───── MATERIAL FOR THIS TASK

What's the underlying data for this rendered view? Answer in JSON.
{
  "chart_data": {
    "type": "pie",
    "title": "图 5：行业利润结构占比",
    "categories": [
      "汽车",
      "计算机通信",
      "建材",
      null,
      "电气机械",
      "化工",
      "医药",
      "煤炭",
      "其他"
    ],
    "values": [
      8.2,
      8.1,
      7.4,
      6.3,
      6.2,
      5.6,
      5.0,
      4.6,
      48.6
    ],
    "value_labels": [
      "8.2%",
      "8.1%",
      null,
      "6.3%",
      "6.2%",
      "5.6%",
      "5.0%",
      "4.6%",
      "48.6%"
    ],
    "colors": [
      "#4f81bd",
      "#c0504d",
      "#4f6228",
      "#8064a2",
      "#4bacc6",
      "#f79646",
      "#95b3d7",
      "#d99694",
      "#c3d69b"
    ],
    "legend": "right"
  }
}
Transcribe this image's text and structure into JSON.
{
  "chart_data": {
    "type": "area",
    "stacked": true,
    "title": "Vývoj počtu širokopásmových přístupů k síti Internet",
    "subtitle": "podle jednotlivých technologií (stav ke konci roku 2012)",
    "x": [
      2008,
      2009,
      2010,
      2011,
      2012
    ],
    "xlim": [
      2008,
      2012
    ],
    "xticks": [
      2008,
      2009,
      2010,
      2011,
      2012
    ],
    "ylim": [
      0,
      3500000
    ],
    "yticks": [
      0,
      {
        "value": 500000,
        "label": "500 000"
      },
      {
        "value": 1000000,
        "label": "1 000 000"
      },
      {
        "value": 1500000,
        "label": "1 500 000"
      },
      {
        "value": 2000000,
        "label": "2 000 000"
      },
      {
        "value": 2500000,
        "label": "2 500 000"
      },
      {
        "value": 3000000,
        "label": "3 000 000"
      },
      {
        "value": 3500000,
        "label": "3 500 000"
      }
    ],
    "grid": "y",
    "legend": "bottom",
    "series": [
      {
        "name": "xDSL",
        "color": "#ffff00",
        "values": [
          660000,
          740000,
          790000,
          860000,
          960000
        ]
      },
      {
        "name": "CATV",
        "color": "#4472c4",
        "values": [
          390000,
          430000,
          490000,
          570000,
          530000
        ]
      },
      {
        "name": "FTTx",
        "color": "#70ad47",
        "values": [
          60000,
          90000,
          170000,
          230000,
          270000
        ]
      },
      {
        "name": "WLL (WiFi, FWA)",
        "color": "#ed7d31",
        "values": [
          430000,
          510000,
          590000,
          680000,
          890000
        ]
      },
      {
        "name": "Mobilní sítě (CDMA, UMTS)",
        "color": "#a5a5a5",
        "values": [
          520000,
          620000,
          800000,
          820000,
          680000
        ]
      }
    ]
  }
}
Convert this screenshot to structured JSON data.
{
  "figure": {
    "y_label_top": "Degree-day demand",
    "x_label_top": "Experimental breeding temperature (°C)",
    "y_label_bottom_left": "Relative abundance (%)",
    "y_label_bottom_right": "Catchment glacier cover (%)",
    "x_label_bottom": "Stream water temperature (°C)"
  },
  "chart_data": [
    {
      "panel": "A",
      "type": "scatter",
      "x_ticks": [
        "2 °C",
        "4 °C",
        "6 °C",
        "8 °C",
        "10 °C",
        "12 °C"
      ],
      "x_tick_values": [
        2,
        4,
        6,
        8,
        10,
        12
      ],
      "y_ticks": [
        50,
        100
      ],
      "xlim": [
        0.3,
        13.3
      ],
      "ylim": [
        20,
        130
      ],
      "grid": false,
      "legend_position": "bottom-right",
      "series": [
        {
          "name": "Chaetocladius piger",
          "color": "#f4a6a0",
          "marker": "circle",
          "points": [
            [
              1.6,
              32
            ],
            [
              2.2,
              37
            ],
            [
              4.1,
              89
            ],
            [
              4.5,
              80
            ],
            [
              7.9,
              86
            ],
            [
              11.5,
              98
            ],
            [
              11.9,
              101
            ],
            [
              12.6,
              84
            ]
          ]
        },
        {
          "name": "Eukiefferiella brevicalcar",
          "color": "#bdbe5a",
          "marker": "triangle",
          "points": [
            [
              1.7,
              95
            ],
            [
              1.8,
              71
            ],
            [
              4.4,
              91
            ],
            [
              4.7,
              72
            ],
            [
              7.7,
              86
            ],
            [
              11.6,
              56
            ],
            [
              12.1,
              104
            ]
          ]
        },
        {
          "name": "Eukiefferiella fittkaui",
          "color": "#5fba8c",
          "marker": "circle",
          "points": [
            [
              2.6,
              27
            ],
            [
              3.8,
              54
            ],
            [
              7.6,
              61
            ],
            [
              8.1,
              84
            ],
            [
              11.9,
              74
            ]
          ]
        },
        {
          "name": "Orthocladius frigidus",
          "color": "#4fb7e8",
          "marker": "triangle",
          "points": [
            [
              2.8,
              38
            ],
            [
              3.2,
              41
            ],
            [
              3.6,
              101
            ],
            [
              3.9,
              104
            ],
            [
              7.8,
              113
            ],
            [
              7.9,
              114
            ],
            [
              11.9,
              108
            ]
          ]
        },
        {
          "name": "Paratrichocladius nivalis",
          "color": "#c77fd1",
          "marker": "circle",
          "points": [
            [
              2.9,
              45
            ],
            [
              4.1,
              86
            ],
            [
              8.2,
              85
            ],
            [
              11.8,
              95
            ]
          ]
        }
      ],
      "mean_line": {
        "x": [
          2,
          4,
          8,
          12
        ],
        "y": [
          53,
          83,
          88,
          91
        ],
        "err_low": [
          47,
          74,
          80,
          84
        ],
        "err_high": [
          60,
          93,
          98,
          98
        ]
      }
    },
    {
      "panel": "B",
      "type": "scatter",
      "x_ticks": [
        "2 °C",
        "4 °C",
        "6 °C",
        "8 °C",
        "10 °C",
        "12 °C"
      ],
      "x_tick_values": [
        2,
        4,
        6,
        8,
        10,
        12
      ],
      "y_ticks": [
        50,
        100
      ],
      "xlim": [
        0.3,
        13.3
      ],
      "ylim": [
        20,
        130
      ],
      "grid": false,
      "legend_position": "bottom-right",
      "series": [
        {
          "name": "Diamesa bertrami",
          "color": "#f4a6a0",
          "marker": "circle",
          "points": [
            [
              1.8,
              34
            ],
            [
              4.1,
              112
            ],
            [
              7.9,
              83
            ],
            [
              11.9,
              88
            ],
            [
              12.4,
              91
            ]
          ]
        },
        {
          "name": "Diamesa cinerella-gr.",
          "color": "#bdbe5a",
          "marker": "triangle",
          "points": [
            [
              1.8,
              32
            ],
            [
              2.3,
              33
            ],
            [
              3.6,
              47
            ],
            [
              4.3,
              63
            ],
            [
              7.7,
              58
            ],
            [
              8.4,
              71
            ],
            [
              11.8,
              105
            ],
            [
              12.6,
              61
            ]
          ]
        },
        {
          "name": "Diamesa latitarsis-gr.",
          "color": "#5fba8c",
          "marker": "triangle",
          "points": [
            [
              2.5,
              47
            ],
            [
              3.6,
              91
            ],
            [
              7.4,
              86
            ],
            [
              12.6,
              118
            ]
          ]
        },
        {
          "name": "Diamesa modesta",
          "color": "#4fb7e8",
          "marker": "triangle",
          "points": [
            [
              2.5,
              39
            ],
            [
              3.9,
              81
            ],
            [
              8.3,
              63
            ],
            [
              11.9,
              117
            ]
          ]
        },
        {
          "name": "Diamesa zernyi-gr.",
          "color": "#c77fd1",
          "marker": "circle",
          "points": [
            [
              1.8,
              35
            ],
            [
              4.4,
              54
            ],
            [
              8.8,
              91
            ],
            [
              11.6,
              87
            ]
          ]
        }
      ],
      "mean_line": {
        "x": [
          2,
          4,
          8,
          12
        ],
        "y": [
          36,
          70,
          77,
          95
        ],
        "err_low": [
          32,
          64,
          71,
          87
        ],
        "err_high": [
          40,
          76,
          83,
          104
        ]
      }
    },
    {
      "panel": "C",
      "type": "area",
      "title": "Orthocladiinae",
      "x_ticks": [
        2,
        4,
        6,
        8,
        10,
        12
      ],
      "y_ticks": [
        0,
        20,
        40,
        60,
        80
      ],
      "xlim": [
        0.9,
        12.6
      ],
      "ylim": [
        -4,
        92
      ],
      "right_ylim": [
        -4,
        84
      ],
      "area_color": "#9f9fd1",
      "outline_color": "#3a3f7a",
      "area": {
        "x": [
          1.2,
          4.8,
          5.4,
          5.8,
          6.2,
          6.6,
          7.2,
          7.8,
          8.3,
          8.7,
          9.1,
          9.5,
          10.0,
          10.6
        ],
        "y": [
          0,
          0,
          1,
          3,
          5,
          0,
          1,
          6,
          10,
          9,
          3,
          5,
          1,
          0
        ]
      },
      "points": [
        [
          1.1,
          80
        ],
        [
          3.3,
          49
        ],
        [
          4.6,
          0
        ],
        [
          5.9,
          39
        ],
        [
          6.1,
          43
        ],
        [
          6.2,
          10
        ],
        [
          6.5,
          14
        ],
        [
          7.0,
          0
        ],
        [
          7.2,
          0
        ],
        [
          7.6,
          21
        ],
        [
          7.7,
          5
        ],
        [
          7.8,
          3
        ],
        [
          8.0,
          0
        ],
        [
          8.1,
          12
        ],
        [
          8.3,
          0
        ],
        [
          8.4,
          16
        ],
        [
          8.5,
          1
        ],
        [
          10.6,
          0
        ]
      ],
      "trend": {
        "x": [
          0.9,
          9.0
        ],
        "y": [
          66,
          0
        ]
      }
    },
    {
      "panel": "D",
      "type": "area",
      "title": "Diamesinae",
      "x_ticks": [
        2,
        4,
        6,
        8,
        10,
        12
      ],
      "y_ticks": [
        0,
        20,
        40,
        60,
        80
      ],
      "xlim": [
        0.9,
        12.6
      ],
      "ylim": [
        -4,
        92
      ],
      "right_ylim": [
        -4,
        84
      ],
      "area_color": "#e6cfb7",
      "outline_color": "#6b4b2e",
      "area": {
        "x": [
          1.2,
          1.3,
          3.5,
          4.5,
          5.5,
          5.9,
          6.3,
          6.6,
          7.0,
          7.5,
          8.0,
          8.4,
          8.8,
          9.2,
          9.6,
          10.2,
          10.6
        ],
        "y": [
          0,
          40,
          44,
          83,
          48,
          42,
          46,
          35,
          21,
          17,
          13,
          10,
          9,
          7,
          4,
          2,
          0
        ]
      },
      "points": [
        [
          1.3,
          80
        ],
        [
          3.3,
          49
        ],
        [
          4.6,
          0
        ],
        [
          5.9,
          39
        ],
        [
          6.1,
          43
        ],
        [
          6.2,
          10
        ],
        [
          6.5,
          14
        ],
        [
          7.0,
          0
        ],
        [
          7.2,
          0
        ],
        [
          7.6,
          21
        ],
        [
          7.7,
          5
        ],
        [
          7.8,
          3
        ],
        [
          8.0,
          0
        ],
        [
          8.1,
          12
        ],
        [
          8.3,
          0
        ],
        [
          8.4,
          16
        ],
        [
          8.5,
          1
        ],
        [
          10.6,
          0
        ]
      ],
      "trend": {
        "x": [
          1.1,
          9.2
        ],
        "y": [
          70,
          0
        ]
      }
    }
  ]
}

──────────

**AIM OF THE TASK**
Look for lines containing the string "JSON" and copy them all.

**SOLUTION BELOW**
What's the underlying data for this rendered view? Answer in JSON.
Transcribe this image's text and structure into JSON.
Convert this screenshot to structured JSON data.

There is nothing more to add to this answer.